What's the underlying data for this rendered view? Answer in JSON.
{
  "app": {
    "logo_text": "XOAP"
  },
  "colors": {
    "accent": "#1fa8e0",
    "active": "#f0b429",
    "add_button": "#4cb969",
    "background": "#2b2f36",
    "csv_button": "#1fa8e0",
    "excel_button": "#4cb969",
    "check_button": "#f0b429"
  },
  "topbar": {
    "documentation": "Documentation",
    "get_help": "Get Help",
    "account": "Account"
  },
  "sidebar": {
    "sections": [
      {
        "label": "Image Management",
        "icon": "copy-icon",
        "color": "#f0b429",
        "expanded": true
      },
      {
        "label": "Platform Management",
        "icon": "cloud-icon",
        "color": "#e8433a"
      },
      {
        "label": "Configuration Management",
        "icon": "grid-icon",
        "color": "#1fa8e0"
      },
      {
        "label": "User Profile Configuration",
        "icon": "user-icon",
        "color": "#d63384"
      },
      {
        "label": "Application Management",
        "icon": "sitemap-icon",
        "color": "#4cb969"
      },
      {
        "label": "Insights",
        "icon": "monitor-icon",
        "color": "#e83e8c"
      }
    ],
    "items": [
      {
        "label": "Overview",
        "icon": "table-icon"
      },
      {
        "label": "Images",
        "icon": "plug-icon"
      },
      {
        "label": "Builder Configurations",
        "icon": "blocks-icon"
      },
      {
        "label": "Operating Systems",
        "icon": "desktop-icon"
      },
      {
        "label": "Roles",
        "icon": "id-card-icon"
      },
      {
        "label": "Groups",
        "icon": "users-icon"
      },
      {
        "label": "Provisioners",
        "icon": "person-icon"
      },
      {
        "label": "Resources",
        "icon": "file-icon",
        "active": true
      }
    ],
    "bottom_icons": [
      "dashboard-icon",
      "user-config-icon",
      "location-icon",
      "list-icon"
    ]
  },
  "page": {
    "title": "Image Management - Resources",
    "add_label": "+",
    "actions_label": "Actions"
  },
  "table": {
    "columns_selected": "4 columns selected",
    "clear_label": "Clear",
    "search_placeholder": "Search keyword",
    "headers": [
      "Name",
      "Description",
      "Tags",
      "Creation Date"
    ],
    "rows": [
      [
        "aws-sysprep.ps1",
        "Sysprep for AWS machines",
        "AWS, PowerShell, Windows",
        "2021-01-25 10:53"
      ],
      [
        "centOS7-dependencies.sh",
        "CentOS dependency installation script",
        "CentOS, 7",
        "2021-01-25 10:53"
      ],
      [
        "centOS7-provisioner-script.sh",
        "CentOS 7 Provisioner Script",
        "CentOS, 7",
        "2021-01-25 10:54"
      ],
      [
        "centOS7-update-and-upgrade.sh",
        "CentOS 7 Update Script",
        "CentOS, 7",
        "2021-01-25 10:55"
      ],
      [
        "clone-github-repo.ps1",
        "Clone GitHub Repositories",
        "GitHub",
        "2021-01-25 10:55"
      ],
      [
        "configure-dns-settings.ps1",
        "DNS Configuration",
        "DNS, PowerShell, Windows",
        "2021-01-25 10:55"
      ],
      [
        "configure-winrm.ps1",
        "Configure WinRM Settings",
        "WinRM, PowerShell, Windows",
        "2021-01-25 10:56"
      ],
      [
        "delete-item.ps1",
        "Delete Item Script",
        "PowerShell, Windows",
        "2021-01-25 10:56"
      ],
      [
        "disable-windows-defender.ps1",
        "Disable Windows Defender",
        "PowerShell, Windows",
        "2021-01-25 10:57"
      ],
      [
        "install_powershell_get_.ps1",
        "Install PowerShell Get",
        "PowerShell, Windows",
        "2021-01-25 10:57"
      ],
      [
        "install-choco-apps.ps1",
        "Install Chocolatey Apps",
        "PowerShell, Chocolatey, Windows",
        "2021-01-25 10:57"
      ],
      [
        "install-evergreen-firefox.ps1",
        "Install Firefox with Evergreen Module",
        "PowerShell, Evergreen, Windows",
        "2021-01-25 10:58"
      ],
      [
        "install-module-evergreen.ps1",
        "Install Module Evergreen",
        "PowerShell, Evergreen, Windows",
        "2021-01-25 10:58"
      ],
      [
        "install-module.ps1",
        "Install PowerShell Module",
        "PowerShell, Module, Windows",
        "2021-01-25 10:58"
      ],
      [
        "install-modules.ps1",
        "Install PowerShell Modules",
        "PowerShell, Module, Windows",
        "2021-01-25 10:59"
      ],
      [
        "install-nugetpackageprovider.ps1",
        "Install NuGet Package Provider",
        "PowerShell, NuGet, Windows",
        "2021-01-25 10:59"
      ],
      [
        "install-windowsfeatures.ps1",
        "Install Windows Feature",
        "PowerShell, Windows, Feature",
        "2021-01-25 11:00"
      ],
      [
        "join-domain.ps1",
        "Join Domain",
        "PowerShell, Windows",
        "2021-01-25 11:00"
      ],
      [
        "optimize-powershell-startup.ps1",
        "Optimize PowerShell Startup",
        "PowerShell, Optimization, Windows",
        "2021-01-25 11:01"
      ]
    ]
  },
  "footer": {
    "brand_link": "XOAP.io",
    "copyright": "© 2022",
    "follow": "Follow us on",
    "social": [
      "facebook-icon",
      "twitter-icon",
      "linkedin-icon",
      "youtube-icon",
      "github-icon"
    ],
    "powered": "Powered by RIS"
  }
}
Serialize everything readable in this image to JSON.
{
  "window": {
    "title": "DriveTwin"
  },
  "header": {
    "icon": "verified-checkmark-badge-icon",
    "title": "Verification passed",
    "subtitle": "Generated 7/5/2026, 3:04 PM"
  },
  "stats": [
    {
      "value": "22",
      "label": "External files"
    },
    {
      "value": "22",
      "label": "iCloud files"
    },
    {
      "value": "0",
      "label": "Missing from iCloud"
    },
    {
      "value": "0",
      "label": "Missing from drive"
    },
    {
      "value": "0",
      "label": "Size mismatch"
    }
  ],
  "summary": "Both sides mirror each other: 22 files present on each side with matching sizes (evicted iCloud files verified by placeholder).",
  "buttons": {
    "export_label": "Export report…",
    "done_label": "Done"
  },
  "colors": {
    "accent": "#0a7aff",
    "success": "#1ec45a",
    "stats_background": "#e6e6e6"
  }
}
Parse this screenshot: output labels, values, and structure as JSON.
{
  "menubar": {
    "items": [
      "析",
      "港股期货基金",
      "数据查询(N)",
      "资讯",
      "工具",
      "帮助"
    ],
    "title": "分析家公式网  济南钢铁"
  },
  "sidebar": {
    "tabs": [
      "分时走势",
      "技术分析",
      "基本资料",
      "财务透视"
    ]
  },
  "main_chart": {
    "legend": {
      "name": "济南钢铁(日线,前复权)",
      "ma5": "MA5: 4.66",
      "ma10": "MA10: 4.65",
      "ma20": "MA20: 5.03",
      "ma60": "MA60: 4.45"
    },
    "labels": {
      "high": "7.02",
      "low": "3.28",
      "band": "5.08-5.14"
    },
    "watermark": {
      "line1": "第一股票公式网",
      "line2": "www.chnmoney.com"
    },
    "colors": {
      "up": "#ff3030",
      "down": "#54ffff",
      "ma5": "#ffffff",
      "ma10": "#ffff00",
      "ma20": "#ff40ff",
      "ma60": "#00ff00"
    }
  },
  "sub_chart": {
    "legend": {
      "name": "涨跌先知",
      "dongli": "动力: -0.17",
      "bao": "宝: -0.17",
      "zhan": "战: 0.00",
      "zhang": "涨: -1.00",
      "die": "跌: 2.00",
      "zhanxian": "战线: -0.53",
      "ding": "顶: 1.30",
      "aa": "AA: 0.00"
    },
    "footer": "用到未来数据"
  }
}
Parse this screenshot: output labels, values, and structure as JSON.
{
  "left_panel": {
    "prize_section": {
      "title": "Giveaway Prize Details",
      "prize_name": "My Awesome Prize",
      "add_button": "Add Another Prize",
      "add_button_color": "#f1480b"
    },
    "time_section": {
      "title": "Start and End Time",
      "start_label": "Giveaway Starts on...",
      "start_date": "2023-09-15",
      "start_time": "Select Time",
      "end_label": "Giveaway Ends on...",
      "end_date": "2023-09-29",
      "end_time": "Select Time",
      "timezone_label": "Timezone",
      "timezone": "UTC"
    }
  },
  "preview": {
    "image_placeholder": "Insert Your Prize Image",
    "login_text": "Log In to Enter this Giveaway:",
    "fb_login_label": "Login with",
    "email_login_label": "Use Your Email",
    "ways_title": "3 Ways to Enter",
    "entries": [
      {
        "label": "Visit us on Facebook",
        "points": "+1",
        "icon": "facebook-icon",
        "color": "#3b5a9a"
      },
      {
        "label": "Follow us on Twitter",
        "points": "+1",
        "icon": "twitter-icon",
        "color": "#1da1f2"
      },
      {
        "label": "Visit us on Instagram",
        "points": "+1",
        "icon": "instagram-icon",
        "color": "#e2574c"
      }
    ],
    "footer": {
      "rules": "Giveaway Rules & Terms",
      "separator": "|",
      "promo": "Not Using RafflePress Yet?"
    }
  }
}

__OBJECTIVE__
Every line of the records that includes the word "JSON" should be gathered.

__SOLUTION TO THIS EXERCISE__
What's the underlying data for this rendered view? Answer in JSON.
Serialize everything readable in this image to JSON.
Parse this screenshot: output labels, values, and structure as JSON.
Parse this screenshot: output labels, values, and structure as JSON.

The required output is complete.